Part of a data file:
┌──
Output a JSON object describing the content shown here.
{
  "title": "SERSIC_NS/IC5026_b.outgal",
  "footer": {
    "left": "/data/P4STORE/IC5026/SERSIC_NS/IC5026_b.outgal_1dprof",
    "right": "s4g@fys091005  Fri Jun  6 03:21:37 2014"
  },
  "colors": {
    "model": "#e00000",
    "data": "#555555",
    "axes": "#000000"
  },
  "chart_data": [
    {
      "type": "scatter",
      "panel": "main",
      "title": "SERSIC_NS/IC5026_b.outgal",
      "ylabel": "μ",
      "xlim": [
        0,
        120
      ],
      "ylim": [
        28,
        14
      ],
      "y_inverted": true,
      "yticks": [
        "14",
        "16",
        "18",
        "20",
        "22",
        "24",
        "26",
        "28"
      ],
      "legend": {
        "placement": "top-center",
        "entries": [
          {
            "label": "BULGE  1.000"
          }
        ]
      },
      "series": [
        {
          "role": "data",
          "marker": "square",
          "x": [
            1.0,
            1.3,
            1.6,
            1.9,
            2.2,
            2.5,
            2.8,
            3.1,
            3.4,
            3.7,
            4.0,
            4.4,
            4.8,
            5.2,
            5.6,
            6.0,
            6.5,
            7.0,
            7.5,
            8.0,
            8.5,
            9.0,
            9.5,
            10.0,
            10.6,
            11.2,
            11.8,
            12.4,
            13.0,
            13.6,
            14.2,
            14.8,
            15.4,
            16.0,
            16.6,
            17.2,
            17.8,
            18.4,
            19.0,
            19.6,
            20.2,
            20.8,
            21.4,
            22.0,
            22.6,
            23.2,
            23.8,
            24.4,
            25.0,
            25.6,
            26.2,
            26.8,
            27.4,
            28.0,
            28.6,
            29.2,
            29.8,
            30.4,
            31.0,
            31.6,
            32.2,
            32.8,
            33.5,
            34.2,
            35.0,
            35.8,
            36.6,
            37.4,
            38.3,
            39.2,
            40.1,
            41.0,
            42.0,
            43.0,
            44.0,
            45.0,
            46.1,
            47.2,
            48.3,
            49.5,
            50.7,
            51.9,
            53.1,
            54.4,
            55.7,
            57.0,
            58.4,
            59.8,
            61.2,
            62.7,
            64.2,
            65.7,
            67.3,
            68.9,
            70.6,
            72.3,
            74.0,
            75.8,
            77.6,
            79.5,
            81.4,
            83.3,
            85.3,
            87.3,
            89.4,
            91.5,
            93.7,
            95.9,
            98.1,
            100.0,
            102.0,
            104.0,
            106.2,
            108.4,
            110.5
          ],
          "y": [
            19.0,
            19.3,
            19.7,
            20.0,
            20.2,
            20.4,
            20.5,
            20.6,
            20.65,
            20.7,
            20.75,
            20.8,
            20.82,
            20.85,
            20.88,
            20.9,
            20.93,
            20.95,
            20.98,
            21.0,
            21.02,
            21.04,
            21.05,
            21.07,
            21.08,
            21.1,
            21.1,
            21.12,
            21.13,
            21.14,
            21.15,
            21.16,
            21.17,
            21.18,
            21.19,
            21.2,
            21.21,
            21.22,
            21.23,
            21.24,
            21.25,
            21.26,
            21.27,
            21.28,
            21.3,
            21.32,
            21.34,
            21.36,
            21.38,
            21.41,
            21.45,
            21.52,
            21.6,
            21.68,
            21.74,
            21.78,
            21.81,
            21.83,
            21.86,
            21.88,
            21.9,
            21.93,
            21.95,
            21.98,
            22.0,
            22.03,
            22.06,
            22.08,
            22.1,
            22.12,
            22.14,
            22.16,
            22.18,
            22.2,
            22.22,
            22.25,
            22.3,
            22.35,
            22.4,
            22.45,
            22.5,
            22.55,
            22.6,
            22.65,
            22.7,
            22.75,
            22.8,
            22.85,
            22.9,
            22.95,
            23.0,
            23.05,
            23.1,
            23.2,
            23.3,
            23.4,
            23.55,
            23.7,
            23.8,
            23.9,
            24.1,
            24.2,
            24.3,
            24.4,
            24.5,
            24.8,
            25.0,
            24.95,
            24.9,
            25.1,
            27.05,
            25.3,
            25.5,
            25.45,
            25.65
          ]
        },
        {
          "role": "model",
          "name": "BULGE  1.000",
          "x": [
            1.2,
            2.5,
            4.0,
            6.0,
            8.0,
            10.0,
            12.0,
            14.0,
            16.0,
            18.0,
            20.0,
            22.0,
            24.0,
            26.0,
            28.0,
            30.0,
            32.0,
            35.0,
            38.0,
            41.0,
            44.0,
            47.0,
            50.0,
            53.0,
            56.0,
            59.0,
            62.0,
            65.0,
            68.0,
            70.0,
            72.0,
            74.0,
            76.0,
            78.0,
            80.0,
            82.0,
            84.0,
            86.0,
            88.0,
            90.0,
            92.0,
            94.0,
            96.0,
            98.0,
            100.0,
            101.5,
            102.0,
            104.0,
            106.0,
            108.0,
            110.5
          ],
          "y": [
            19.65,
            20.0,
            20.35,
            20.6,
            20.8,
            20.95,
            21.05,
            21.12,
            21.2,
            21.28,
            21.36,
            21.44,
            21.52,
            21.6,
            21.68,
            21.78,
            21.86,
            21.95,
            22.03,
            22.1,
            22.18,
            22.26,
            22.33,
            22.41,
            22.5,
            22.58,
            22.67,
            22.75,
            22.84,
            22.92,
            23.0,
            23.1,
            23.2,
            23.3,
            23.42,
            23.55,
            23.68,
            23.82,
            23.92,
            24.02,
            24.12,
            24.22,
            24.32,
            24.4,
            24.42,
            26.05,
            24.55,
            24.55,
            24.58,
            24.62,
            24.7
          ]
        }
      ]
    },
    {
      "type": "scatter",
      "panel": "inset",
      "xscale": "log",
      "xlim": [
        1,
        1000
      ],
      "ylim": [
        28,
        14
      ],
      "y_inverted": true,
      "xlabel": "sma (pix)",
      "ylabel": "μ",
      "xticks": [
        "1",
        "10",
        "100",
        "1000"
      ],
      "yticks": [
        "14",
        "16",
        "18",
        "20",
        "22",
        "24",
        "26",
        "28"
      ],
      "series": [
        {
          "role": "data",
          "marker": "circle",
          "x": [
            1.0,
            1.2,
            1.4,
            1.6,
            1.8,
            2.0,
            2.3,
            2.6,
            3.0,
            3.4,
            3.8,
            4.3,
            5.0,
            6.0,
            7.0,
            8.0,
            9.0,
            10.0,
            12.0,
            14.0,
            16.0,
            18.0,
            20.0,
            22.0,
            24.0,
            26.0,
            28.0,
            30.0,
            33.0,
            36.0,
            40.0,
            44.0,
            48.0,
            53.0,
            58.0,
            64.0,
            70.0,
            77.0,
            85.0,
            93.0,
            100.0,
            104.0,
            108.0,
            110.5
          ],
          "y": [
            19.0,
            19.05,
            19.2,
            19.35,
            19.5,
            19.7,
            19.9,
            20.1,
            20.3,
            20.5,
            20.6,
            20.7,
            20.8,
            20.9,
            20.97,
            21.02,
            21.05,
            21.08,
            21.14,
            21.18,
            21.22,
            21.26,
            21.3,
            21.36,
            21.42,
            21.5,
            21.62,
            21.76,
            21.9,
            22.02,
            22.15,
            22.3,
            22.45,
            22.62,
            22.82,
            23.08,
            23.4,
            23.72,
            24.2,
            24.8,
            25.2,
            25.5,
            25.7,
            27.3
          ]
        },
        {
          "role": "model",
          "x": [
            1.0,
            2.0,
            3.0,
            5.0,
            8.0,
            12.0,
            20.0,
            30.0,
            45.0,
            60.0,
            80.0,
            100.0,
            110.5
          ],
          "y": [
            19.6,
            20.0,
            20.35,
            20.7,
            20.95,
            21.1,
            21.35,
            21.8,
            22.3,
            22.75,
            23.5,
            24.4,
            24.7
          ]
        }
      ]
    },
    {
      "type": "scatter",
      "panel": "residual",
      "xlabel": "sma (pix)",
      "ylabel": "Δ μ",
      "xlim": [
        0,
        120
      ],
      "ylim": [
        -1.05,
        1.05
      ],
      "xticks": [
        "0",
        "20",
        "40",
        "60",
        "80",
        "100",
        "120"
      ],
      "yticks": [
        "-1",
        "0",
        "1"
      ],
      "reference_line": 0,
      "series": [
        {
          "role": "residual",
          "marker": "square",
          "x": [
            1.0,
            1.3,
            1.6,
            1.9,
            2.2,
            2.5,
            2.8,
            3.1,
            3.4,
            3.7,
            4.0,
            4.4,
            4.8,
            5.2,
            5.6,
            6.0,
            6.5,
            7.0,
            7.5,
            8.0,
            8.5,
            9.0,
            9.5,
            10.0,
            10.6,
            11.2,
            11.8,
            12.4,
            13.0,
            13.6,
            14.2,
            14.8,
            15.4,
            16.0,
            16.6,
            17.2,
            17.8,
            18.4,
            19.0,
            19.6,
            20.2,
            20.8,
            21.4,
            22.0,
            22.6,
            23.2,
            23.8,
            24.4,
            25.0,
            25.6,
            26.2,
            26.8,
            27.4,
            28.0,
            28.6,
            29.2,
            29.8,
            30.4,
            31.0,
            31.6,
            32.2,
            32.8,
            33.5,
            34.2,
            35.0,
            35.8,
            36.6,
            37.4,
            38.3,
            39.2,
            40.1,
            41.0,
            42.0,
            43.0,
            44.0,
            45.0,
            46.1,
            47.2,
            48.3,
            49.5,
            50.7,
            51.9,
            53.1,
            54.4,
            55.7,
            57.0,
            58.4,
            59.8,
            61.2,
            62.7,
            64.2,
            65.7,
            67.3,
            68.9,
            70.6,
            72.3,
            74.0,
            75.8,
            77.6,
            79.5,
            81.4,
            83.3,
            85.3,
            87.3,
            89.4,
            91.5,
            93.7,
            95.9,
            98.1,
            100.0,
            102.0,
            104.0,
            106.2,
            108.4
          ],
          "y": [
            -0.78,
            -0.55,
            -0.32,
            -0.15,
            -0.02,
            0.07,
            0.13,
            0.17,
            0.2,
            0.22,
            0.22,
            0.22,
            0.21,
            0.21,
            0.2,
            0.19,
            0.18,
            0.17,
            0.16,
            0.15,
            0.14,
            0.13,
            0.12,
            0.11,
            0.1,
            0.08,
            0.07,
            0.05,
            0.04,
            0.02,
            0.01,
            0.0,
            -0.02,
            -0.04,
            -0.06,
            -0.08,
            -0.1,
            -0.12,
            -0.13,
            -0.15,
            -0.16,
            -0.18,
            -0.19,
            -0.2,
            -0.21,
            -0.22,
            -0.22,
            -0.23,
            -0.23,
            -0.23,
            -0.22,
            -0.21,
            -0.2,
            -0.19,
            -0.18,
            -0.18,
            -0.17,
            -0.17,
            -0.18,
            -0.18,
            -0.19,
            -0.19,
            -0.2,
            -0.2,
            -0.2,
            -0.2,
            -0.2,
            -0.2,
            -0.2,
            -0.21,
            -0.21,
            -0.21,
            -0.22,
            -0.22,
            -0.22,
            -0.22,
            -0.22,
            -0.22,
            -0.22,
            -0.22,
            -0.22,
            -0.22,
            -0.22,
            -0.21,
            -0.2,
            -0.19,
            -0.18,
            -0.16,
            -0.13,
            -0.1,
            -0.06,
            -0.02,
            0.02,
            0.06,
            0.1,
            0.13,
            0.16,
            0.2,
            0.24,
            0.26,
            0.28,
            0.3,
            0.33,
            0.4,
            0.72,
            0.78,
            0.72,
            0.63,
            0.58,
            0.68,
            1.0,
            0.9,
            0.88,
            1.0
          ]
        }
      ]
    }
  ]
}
└──
> **OBJECTIVE**: Of the lines in the material, how many contain the word "panel"? Reply with the number and nothing else.

> **REPLY TO THE EXERCISE**: 3